### EXTRACTED RECORDS

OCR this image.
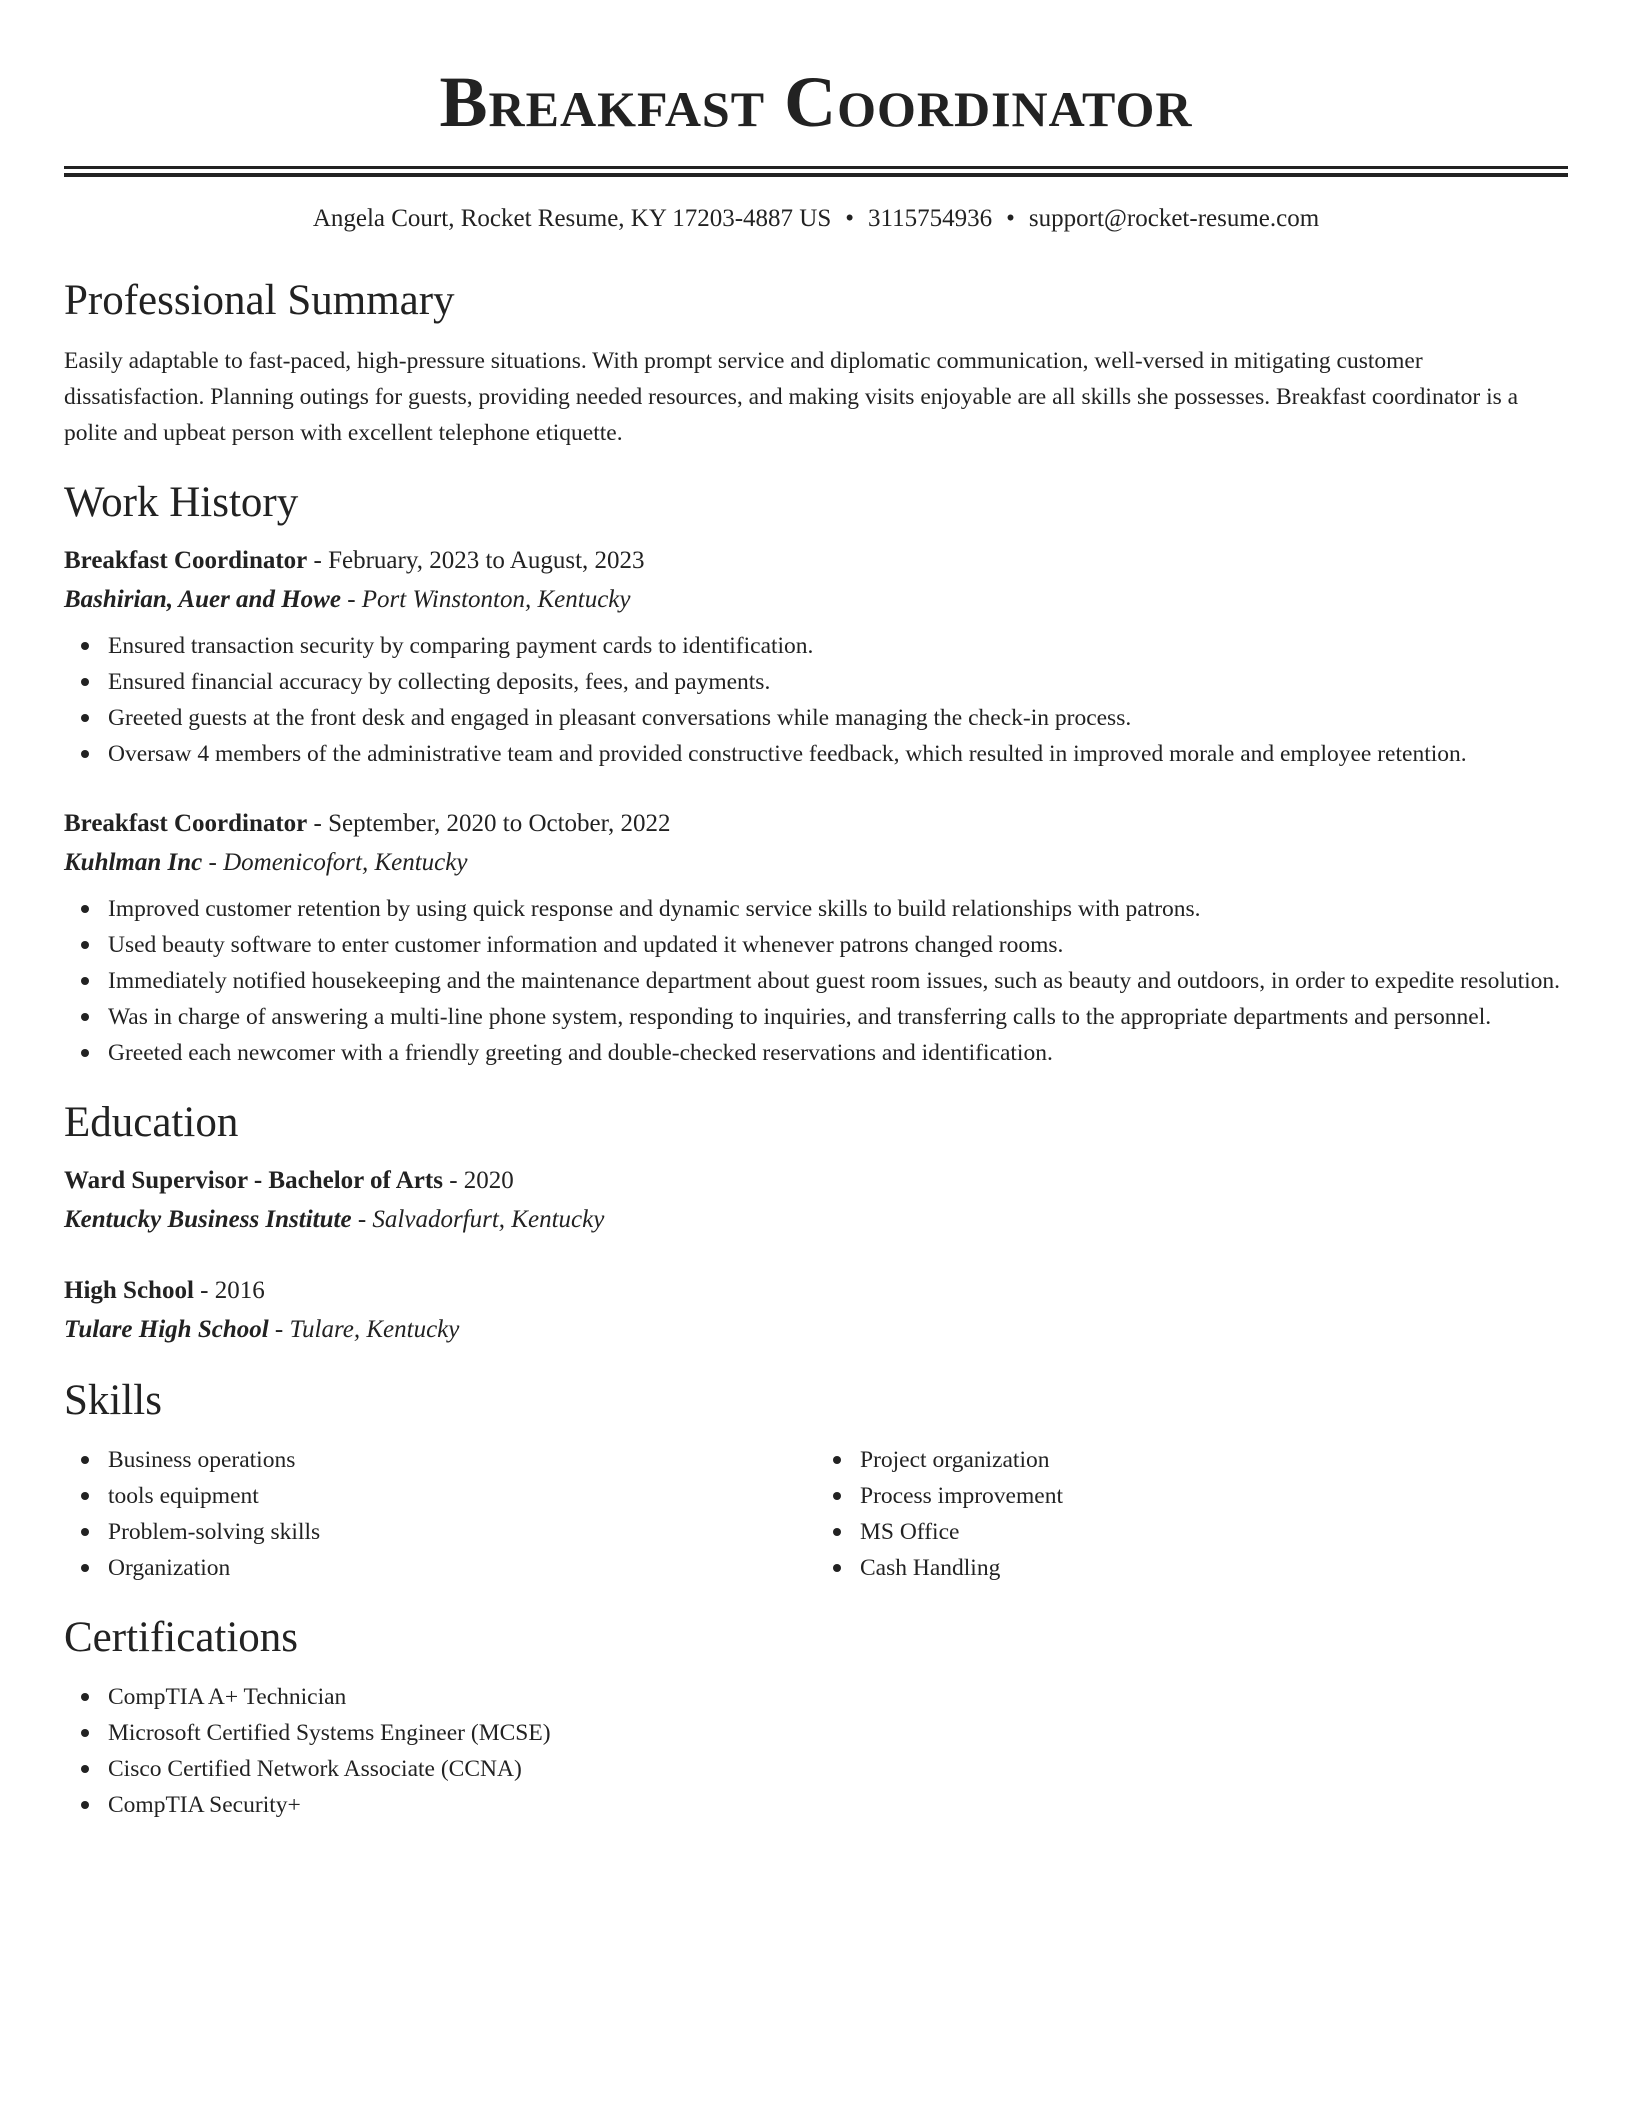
Breakfast Coordinator
Angela Court, Rocket Resume, KY 17203-4887 US • 3115754936 • support@rocket-resume.com
Professional Summary

Easily adaptable to fast-paced, high-pressure situations. With prompt service and diplomatic communication, well-versed in mitigating customer dissatisfaction. Planning outings for guests, providing needed resources, and making visits enjoyable are all skills she possesses. Breakfast coordinator is a polite and upbeat person with excellent telephone etiquette.

Work History
Breakfast Coordinator - February, 2023 to August, 2023
Bashirian, Auer and Howe - Port Winstonton, Kentucky
Ensured transaction security by comparing payment cards to identification.
Ensured financial accuracy by collecting deposits, fees, and payments.
Greeted guests at the front desk and engaged in pleasant conversations while managing the check-in process.
Oversaw 4 members of the administrative team and provided constructive feedback, which resulted in improved morale and employee retention.
Breakfast Coordinator - September, 2020 to October, 2022
Kuhlman Inc - Domenicofort, Kentucky
Improved customer retention by using quick response and dynamic service skills to build relationships with patrons.
Used beauty software to enter customer information and updated it whenever patrons changed rooms.
Immediately notified housekeeping and the maintenance department about guest room issues, such as beauty and outdoors, in order to expedite resolution.
Was in charge of answering a multi-line phone system, responding to inquiries, and transferring calls to the appropriate departments and personnel.
Greeted each newcomer with a friendly greeting and double-checked reservations and identification.
Education
Ward Supervisor - Bachelor of Arts - 2020
Kentucky Business Institute - Salvadorfurt, Kentucky
High School - 2016
Tulare High School - Tulare, Kentucky
Skills
Business operations
tools equipment
Problem-solving skills
Organization
Project organization
Process improvement
MS Office
Cash Handling
Certifications
CompTIA A+ Technician
Microsoft Certified Systems Engineer (MCSE)
Cisco Certified Network Associate (CCNA)
CompTIA Security+
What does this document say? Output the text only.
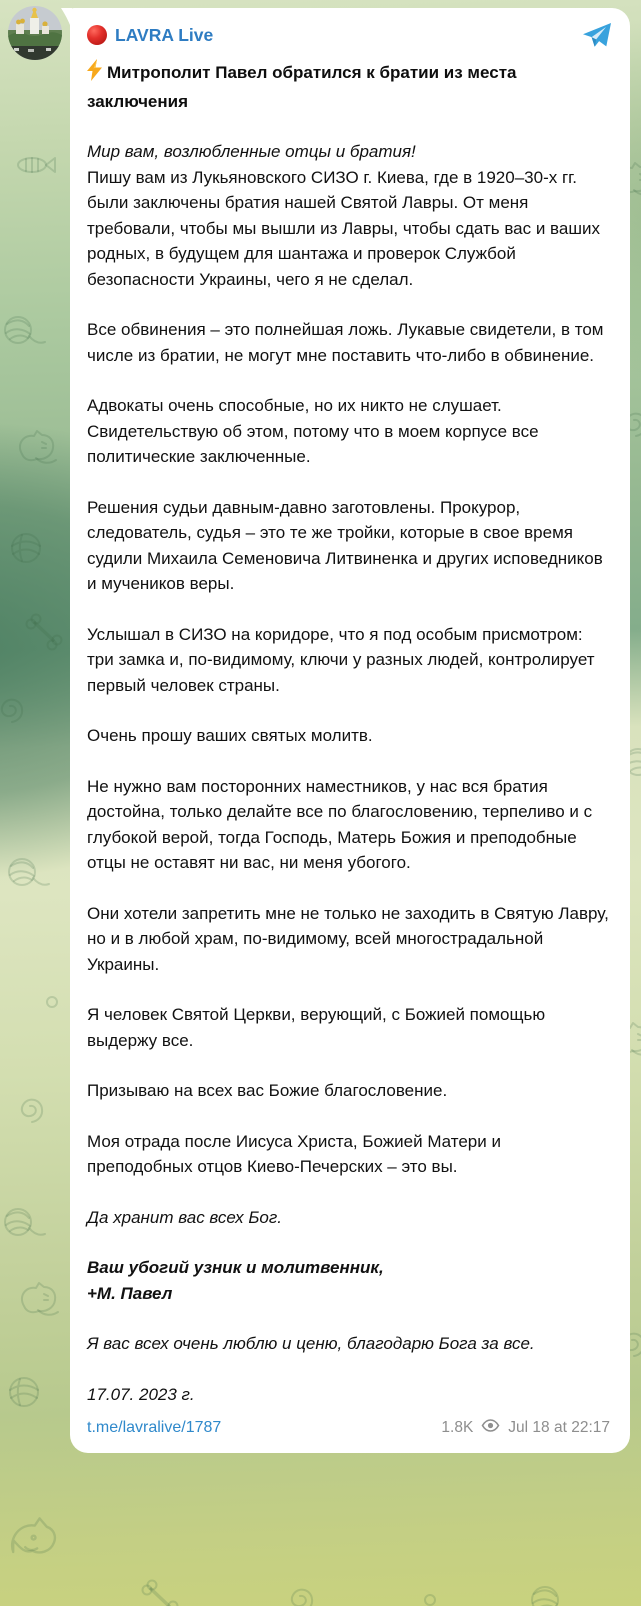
LAVRA Live
Митрополит Павел обратился к братии из места заключения

Мир вам, возлюбленные отцы и братия!

Пишу вам из Лукьяновского СИЗО г. Киева, где в 1920–30-х гг. были заключены братия нашей Святой Лавры. От меня требовали, чтобы мы вышли из Лавры, чтобы сдать вас и ваших родных, в будущем для шантажа и проверок Службой безопасности Украины, чего я не сделал.

Все обвинения – это полнейшая ложь. Лукавые свидетели, в том числе из братии, не могут мне поставить что-либо в обвинение.

Адвокаты очень способные, но их никто не слушает. Свидетельствую об этом, потому что в моем корпусе все политические заключенные.

Решения судьи давным-давно заготовлены. Прокурор, следователь, судья – это те же тройки, которые в свое время судили Михаила Семеновича Литвиненка и других исповедников и мучеников веры.

Услышал в СИЗО на коридоре, что я под особым присмотром: три замка и, по-видимому, ключи у разных людей, контролирует первый человек страны.

Очень прошу ваших святых молитв.

Не нужно вам посторонних наместников, у нас вся братия достойна, только делайте все по благословению, терпеливо и с глубокой верой, тогда Господь, Матерь Божия и преподобные отцы не оставят ни вас, ни меня убогого.

Они хотели запретить мне не только не заходить в Святую Лавру, но и в любой храм, по-видимому, всей многострадальной Украины.

Я человек Святой Церкви, верующий, с Божией помощью выдержу все.

Призываю на всех вас Божие благословение.

Моя отрада после Иисуса Христа, Божией Матери и преподобных отцов Киево-Печерских – это вы.

Да хранит вас всех Бог.

Ваш убогий узник и молитвенник,

+М. Павел

Я вас всех очень люблю и ценю, благодарю Бога за все.

17.07. 2023 г.

t.me/lavralive/1787	1.8K Jul 18 at 22:17
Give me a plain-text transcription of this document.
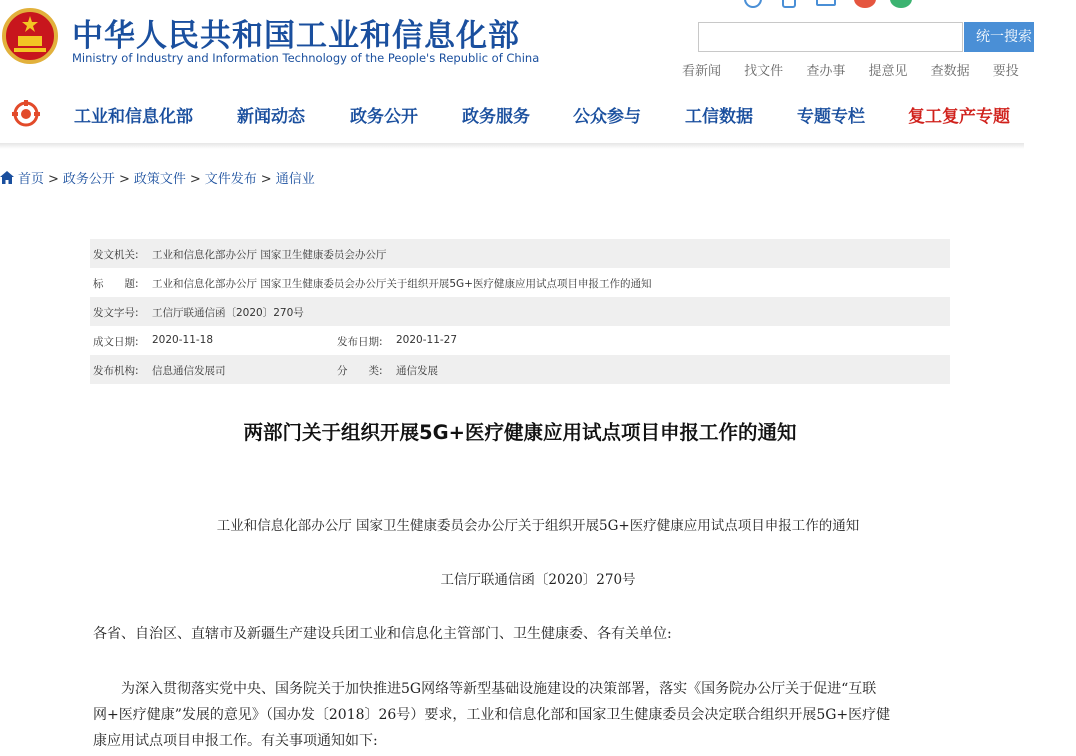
中华人民共和国工业和信息化部
Ministry of Industry and Information Technology of the People's Republic of China
统一搜索
看新闻 找文件 查办事 提意见 查数据 要投
工业和信息化部	新闻动态	政务公开	政务服务	公众参与	工信数据	专题专栏	复工复产专题
首页 > 政务公开 > 政策文件 > 文件发布 > 通信业
发文机关: 工业和信息化部办公厅 国家卫生健康委员会办公厅
标　　题: 工业和信息化部办公厅 国家卫生健康委员会办公厅关于组织开展5G+医疗健康应用试点项目申报工作的通知
发文字号: 工信厅联通信函〔2020〕270号
成文日期: 2020-11-18	发布日期: 2020-11-27
发布机构: 信息通信发展司	分　　类: 通信发展
两部门关于组织开展5G+医疗健康应用试点项目申报工作的通知
工业和信息化部办公厅 国家卫生健康委员会办公厅关于组织开展5G+医疗健康应用试点项目申报工作的通知
工信厅联通信函〔2020〕270号
各省、自治区、直辖市及新疆生产建设兵团工业和信息化主管部门、卫生健康委、各有关单位:
　　为深入贯彻落实党中央、国务院关于加快推进5G网络等新型基础设施建设的决策部署，落实《国务院办公厅关于促进“互联
网+医疗健康”发展的意见》（国办发〔2018〕26号）要求，工业和信息化部和国家卫生健康委员会决定联合组织开展5G+医疗健
康应用试点项目申报工作。有关事项通知如下:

######

Go through the material above and copy each line that has the word "beauty".

--- EXERCISE RESULT ---
Used beauty software to enter customer information and updated it whenever patrons changed rooms.
Immediately notified housekeeping and the maintenance department about guest room issues, such as beauty and outdoors, in order to expedite resolution.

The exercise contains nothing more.